Write out the entries below once more, exactly.

Rows from a dataset:
--------

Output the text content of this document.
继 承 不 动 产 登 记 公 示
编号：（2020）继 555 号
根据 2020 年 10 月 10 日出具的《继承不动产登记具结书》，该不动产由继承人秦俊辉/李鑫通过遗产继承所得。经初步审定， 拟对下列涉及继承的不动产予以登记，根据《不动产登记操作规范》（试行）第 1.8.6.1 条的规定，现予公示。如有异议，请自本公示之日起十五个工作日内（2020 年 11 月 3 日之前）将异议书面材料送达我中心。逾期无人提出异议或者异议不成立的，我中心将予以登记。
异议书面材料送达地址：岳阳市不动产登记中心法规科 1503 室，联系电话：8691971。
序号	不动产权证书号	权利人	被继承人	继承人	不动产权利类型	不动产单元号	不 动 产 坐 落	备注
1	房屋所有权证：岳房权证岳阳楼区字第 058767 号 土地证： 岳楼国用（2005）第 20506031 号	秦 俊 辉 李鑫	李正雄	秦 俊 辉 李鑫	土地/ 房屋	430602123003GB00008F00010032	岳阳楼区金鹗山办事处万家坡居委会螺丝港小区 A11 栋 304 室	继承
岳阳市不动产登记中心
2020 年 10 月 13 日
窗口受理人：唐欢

--------

**The response**
Output the text content of this document.
继 承 不 动 产 登 记 公 示
编号：（2020）继 555 号
根据 2020 年 10 月 10 日出具的《继承不动产登记具结书》，该不动产由继承人秦俊辉/李鑫通过遗产继承所得。经初步审定， 拟对下列涉及继承的不动产予以登记，根据《不动产登记操作规范》（试行）第 1.8.6.1 条的规定，现予公示。如有异议，请自本公示之日起十五个工作日内（2020 年 11 月 3 日之前）将异议书面材料送达我中心。逾期无人提出异议或者异议不成立的，我中心将予以登记。
异议书面材料送达地址：岳阳市不动产登记中心法规科 1503 室，联系电话：8691971。
序号	不动产权证书号	权利人	被继承人	继承人	不动产权利类型	不动产单元号	不 动 产 坐 落	备注
1	房屋所有权证：岳房权证岳阳楼区字第 058767 号 土地证： 岳楼国用（2005）第 20506031 号	秦 俊 辉 李鑫	李正雄	秦 俊 辉 李鑫	土地/ 房屋	430602123003GB00008F00010032	岳阳楼区金鹗山办事处万家坡居委会螺丝港小区 A11 栋 304 室	继承
岳阳市不动产登记中心
2020 年 10 月 13 日
窗口受理人：唐欢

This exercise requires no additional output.